Exact repetition is required: reproduce every line of the data.
##### DATA SECTION #####
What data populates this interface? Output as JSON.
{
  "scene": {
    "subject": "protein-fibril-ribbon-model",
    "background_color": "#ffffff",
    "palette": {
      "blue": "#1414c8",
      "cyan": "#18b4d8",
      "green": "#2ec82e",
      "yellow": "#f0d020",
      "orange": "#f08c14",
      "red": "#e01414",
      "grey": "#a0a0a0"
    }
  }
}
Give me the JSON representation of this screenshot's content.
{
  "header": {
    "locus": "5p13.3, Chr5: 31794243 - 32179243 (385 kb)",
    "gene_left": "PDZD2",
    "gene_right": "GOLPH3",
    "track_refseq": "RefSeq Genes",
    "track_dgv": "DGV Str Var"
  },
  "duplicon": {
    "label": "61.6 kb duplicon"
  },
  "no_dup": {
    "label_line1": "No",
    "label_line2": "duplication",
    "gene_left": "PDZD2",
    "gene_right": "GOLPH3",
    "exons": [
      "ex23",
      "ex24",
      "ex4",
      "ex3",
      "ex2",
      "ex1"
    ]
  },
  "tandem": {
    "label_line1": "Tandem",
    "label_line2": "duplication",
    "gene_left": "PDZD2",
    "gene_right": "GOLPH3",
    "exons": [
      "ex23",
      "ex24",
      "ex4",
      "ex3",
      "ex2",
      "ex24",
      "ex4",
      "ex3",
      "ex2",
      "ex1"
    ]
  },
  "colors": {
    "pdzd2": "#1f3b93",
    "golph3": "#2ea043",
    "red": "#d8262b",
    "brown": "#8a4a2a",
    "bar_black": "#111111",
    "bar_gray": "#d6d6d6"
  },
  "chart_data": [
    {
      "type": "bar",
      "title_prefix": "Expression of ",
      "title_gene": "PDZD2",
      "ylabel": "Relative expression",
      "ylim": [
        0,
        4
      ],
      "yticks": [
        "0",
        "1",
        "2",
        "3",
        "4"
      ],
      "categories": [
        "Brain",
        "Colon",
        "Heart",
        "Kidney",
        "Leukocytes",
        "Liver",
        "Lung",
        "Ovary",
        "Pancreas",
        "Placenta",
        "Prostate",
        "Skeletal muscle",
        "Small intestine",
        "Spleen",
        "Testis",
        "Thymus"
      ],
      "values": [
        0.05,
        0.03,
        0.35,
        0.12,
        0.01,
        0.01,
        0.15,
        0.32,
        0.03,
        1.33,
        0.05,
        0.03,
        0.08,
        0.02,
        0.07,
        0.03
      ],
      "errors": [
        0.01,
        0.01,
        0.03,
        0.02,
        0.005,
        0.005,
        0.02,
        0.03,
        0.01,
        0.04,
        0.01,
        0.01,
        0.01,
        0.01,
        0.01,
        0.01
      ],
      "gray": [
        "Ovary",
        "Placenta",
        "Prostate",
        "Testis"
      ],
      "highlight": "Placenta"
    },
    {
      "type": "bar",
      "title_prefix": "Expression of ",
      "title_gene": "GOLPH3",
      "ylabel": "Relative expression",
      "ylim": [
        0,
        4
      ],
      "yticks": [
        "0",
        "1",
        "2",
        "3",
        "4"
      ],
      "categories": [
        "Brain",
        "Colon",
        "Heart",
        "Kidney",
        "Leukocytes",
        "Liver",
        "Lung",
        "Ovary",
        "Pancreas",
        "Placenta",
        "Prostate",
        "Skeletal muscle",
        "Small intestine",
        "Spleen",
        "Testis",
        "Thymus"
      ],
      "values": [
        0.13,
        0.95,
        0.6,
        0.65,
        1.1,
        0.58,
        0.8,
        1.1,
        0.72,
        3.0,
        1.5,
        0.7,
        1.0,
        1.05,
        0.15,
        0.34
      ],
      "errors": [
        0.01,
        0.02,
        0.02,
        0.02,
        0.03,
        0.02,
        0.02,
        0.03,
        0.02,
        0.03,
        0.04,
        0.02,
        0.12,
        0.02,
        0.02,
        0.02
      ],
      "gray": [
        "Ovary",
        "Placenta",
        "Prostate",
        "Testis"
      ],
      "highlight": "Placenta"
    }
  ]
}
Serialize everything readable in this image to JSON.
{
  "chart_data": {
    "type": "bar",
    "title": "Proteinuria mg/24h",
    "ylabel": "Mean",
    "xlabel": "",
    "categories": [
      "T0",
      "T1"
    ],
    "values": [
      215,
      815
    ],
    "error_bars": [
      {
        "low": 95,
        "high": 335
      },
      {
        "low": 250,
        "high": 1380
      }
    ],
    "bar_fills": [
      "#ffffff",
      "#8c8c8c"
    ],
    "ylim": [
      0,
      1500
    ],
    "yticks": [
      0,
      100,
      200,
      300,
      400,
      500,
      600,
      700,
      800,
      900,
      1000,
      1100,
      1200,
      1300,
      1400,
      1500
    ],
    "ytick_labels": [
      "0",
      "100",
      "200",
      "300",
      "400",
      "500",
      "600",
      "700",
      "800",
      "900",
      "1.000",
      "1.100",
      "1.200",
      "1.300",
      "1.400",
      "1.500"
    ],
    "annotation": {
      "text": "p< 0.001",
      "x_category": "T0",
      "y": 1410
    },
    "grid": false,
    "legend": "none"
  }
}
#####
▶ OUTPUT FOR THIS EXERCISE
What data populates this interface? Output as JSON.
{
  "scene": {
    "subject": "protein-fibril-ribbon-model",
    "background_color": "#ffffff",
    "palette": {
      "blue": "#1414c8",
      "cyan": "#18b4d8",
      "green": "#2ec82e",
      "yellow": "#f0d020",
      "orange": "#f08c14",
      "red": "#e01414",
      "grey": "#a0a0a0"
    }
  }
}
Give me the JSON representation of this screenshot's content.
{
  "header": {
    "locus": "5p13.3, Chr5: 31794243 - 32179243 (385 kb)",
    "gene_left": "PDZD2",
    "gene_right": "GOLPH3",
    "track_refseq": "RefSeq Genes",
    "track_dgv": "DGV Str Var"
  },
  "duplicon": {
    "label": "61.6 kb duplicon"
  },
  "no_dup": {
    "label_line1": "No",
    "label_line2": "duplication",
    "gene_left": "PDZD2",
    "gene_right": "GOLPH3",
    "exons": [
      "ex23",
      "ex24",
      "ex4",
      "ex3",
      "ex2",
      "ex1"
    ]
  },
  "tandem": {
    "label_line1": "Tandem",
    "label_line2": "duplication",
    "gene_left": "PDZD2",
    "gene_right": "GOLPH3",
    "exons": [
      "ex23",
      "ex24",
      "ex4",
      "ex3",
      "ex2",
      "ex24",
      "ex4",
      "ex3",
      "ex2",
      "ex1"
    ]
  },
  "colors": {
    "pdzd2": "#1f3b93",
    "golph3": "#2ea043",
    "red": "#d8262b",
    "brown": "#8a4a2a",
    "bar_black": "#111111",
    "bar_gray": "#d6d6d6"
  },
  "chart_data": [
    {
      "type": "bar",
      "title_prefix": "Expression of ",
      "title_gene": "PDZD2",
      "ylabel": "Relative expression",
      "ylim": [
        0,
        4
      ],
      "yticks": [
        "0",
        "1",
        "2",
        "3",
        "4"
      ],
      "categories": [
        "Brain",
        "Colon",
        "Heart",
        "Kidney",
        "Leukocytes",
        "Liver",
        "Lung",
        "Ovary",
        "Pancreas",
        "Placenta",
        "Prostate",
        "Skeletal muscle",
        "Small intestine",
        "Spleen",
        "Testis",
        "Thymus"
      ],
      "values": [
        0.05,
        0.03,
        0.35,
        0.12,
        0.01,
        0.01,
        0.15,
        0.32,
        0.03,
        1.33,
        0.05,
        0.03,
        0.08,
        0.02,
        0.07,
        0.03
      ],
      "errors": [
        0.01,
        0.01,
        0.03,
        0.02,
        0.005,
        0.005,
        0.02,
        0.03,
        0.01,
        0.04,
        0.01,
        0.01,
        0.01,
        0.01,
        0.01,
        0.01
      ],
      "gray": [
        "Ovary",
        "Placenta",
        "Prostate",
        "Testis"
      ],
      "highlight": "Placenta"
    },
    {
      "type": "bar",
      "title_prefix": "Expression of ",
      "title_gene": "GOLPH3",
      "ylabel": "Relative expression",
      "ylim": [
        0,
        4
      ],
      "yticks": [
        "0",
        "1",
        "2",
        "3",
        "4"
      ],
      "categories": [
        "Brain",
        "Colon",
        "Heart",
        "Kidney",
        "Leukocytes",
        "Liver",
        "Lung",
        "Ovary",
        "Pancreas",
        "Placenta",
        "Prostate",
        "Skeletal muscle",
        "Small intestine",
        "Spleen",
        "Testis",
        "Thymus"
      ],
      "values": [
        0.13,
        0.95,
        0.6,
        0.65,
        1.1,
        0.58,
        0.8,
        1.1,
        0.72,
        3.0,
        1.5,
        0.7,
        1.0,
        1.05,
        0.15,
        0.34
      ],
      "errors": [
        0.01,
        0.02,
        0.02,
        0.02,
        0.03,
        0.02,
        0.02,
        0.03,
        0.02,
        0.03,
        0.04,
        0.02,
        0.12,
        0.02,
        0.02,
        0.02
      ],
      "gray": [
        "Ovary",
        "Placenta",
        "Prostate",
        "Testis"
      ],
      "highlight": "Placenta"
    }
  ]
}
Serialize everything readable in this image to JSON.
{
  "chart_data": {
    "type": "bar",
    "title": "Proteinuria mg/24h",
    "ylabel": "Mean",
    "xlabel": "",
    "categories": [
      "T0",
      "T1"
    ],
    "values": [
      215,
      815
    ],
    "error_bars": [
      {
        "low": 95,
        "high": 335
      },
      {
        "low": 250,
        "high": 1380
      }
    ],
    "bar_fills": [
      "#ffffff",
      "#8c8c8c"
    ],
    "ylim": [
      0,
      1500
    ],
    "yticks": [
      0,
      100,
      200,
      300,
      400,
      500,
      600,
      700,
      800,
      900,
      1000,
      1100,
      1200,
      1300,
      1400,
      1500
    ],
    "ytick_labels": [
      "0",
      "100",
      "200",
      "300",
      "400",
      "500",
      "600",
      "700",
      "800",
      "900",
      "1.000",
      "1.100",
      "1.200",
      "1.300",
      "1.400",
      "1.500"
    ],
    "annotation": {
      "text": "p< 0.001",
      "x_category": "T0",
      "y": 1410
    },
    "grid": false,
    "legend": "none"
  }
}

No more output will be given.